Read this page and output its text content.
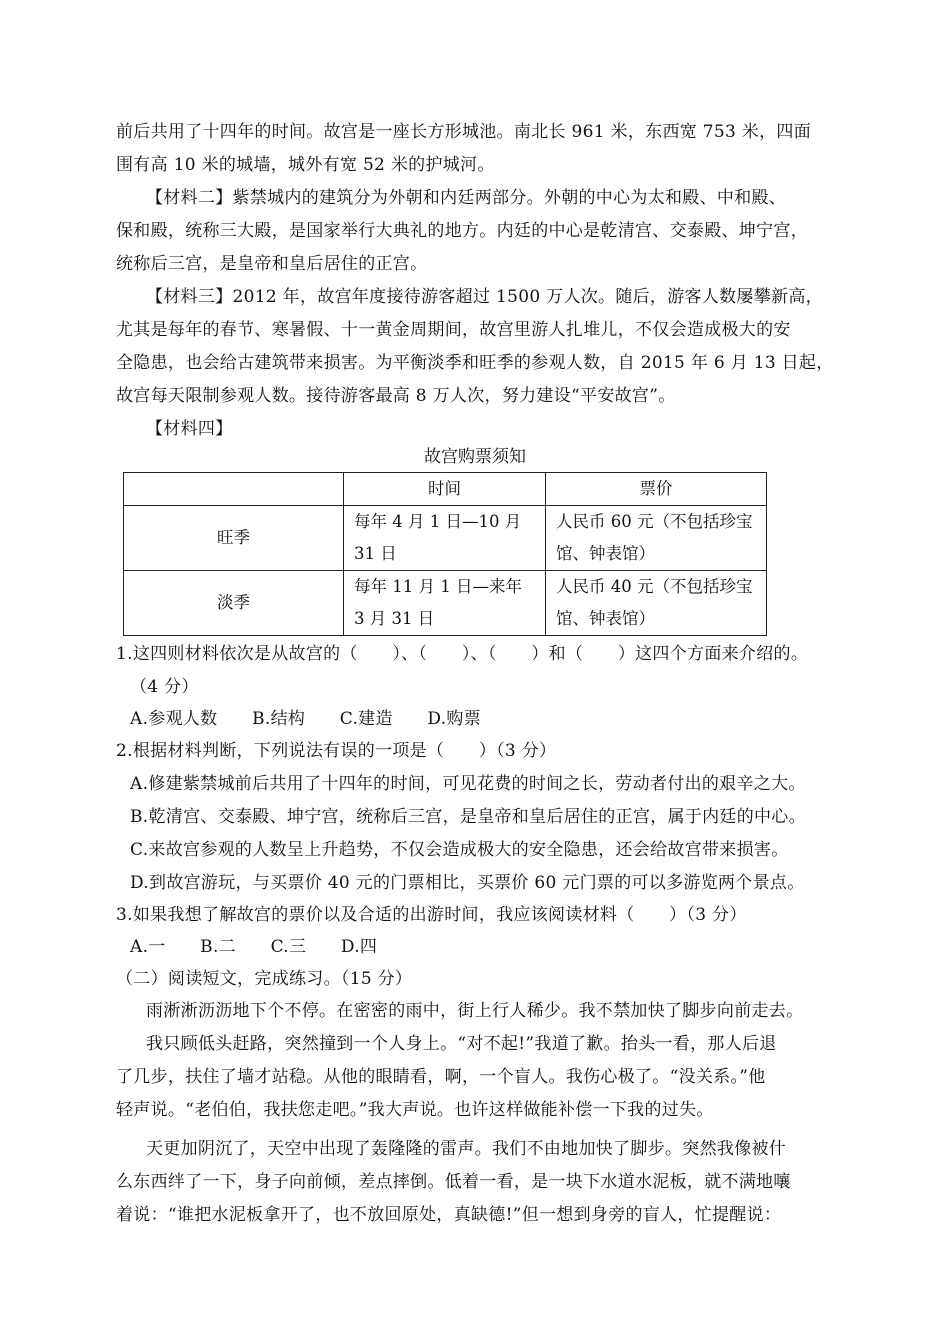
前后共用了十四年的时间。故宫是一座长方形城池。南北长 961 米，东西宽 753 米，四面
围有高 10 米的城墙，城外有宽 52 米的护城河。
【材料二】紫禁城内的建筑分为外朝和内廷两部分。外朝的中心为太和殿、中和殿、
保和殿，统称三大殿，是国家举行大典礼的地方。内廷的中心是乾清宫、交泰殿、坤宁宫，
统称后三宫，是皇帝和皇后居住的正宫。
【材料三】2012 年，故宫年度接待游客超过 1500 万人次。随后，游客人数屡攀新高，
尤其是每年的春节、寒暑假、十一黄金周期间，故宫里游人扎堆儿，不仅会造成极大的安
全隐患，也会给古建筑带来损害。为平衡淡季和旺季的参观人数，自 2015 年 6 月 13 日起，
故宫每天限制参观人数。接待游客最高 8 万人次，努力建设“平安故宫”。
【材料四】
故宫购票须知
	时间	票价
旺季	每年 4 月 1 日—10 月 31 日	人民币 60 元（不包括珍宝馆、钟表馆）
淡季	每年 11 月 1 日—来年 3 月 31 日	人民币 40 元（不包括珍宝馆、钟表馆）
1.这四则材料依次是从故宫的（　　）、（　　）、（　　）和（　　）这四个方面来介绍的。
（4 分）
A.参观人数　　B.结构　　C.建造　　D.购票
2.根据材料判断，下列说法有误的一项是（　　）（3 分）
A.修建紫禁城前后共用了十四年的时间，可见花费的时间之长，劳动者付出的艰辛之大。
B.乾清宫、交泰殿、坤宁宫，统称后三宫，是皇帝和皇后居住的正宫，属于内廷的中心。
C.来故宫参观的人数呈上升趋势，不仅会造成极大的安全隐患，还会给故宫带来损害。
D.到故宫游玩，与买票价 40 元的门票相比，买票价 60 元门票的可以多游览两个景点。
3.如果我想了解故宫的票价以及合适的出游时间，我应该阅读材料（　　）（3 分）
A.一　　B.二　　C.三　　D.四
（二）阅读短文，完成练习。（15 分）
雨淅淅沥沥地下个不停。在密密的雨中，街上行人稀少。我不禁加快了脚步向前走去。
我只顾低头赶路，突然撞到一个人身上。“对不起!”我道了歉。抬头一看，那人后退
了几步，扶住了墙才站稳。从他的眼睛看，啊，一个盲人。我伤心极了。“没关系。”他
轻声说。“老伯伯，我扶您走吧。”我大声说。也许这样做能补偿一下我的过失。
天更加阴沉了，天空中出现了轰隆隆的雷声。我们不由地加快了脚步。突然我像被什
么东西绊了一下，身子向前倾，差点摔倒。低着一看，是一块下水道水泥板，就不满地嚷
着说：“谁把水泥板拿开了，也不放回原处，真缺德!”但一想到身旁的盲人，忙提醒说：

TASK TO COMPLETE> Copy out all of the material exactly as written, without its pictures.

REPLY>
Read this page and output its text content.
前后共用了十四年的时间。故宫是一座长方形城池。南北长 961 米，东西宽 753 米，四面
围有高 10 米的城墙，城外有宽 52 米的护城河。
【材料二】紫禁城内的建筑分为外朝和内廷两部分。外朝的中心为太和殿、中和殿、
保和殿，统称三大殿，是国家举行大典礼的地方。内廷的中心是乾清宫、交泰殿、坤宁宫，
统称后三宫，是皇帝和皇后居住的正宫。
【材料三】2012 年，故宫年度接待游客超过 1500 万人次。随后，游客人数屡攀新高，
尤其是每年的春节、寒暑假、十一黄金周期间，故宫里游人扎堆儿，不仅会造成极大的安
全隐患，也会给古建筑带来损害。为平衡淡季和旺季的参观人数，自 2015 年 6 月 13 日起，
故宫每天限制参观人数。接待游客最高 8 万人次，努力建设“平安故宫”。
【材料四】
故宫购票须知
	时间	票价
旺季	每年 4 月 1 日—10 月 31 日	人民币 60 元（不包括珍宝馆、钟表馆）
淡季	每年 11 月 1 日—来年 3 月 31 日	人民币 40 元（不包括珍宝馆、钟表馆）
1.这四则材料依次是从故宫的（　　）、（　　）、（　　）和（　　）这四个方面来介绍的。
（4 分）
A.参观人数　　B.结构　　C.建造　　D.购票
2.根据材料判断，下列说法有误的一项是（　　）（3 分）
A.修建紫禁城前后共用了十四年的时间，可见花费的时间之长，劳动者付出的艰辛之大。
B.乾清宫、交泰殿、坤宁宫，统称后三宫，是皇帝和皇后居住的正宫，属于内廷的中心。
C.来故宫参观的人数呈上升趋势，不仅会造成极大的安全隐患，还会给故宫带来损害。
D.到故宫游玩，与买票价 40 元的门票相比，买票价 60 元门票的可以多游览两个景点。
3.如果我想了解故宫的票价以及合适的出游时间，我应该阅读材料（　　）（3 分）
A.一　　B.二　　C.三　　D.四
（二）阅读短文，完成练习。（15 分）
雨淅淅沥沥地下个不停。在密密的雨中，街上行人稀少。我不禁加快了脚步向前走去。
我只顾低头赶路，突然撞到一个人身上。“对不起!”我道了歉。抬头一看，那人后退
了几步，扶住了墙才站稳。从他的眼睛看，啊，一个盲人。我伤心极了。“没关系。”他
轻声说。“老伯伯，我扶您走吧。”我大声说。也许这样做能补偿一下我的过失。
天更加阴沉了，天空中出现了轰隆隆的雷声。我们不由地加快了脚步。突然我像被什
么东西绊了一下，身子向前倾，差点摔倒。低着一看，是一块下水道水泥板，就不满地嚷
着说：“谁把水泥板拿开了，也不放回原处，真缺德!”但一想到身旁的盲人，忙提醒说：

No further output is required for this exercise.